**Task to complete**
Repeat the records below exactly.

----

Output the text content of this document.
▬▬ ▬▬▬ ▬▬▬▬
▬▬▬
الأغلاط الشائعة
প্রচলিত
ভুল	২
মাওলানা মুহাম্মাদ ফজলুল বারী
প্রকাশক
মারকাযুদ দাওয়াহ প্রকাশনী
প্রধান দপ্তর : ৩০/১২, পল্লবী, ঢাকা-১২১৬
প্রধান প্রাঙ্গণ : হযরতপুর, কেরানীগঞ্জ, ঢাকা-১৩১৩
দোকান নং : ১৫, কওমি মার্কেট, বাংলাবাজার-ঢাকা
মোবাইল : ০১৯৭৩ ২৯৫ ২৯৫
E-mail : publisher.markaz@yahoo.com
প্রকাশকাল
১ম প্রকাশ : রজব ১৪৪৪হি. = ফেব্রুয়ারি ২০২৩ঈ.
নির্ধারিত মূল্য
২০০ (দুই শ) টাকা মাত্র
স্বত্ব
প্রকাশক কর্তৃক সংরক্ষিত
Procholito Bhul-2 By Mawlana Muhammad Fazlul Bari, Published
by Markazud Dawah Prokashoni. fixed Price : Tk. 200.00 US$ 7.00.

----

**Response**
Output the text content of this document.
▬▬ ▬▬▬ ▬▬▬▬
▬▬▬
الأغلاط الشائعة
প্রচলিত
ভুল	২
মাওলানা মুহাম্মাদ ফজলুল বারী
প্রকাশক
মারকাযুদ দাওয়াহ প্রকাশনী
প্রধান দপ্তর : ৩০/১২, পল্লবী, ঢাকা-১২১৬
প্রধান প্রাঙ্গণ : হযরতপুর, কেরানীগঞ্জ, ঢাকা-১৩১৩
দোকান নং : ১৫, কওমি মার্কেট, বাংলাবাজার-ঢাকা
মোবাইল : ০১৯৭৩ ২৯৫ ২৯৫
E-mail : publisher.markaz@yahoo.com
প্রকাশকাল
১ম প্রকাশ : রজব ১৪৪৪হি. = ফেব্রুয়ারি ২০২৩ঈ.
নির্ধারিত মূল্য
২০০ (দুই শ) টাকা মাত্র
স্বত্ব
প্রকাশক কর্তৃক সংরক্ষিত
Procholito Bhul-2 By Mawlana Muhammad Fazlul Bari, Published
by Markazud Dawah Prokashoni. fixed Price : Tk. 200.00 US$ 7.00.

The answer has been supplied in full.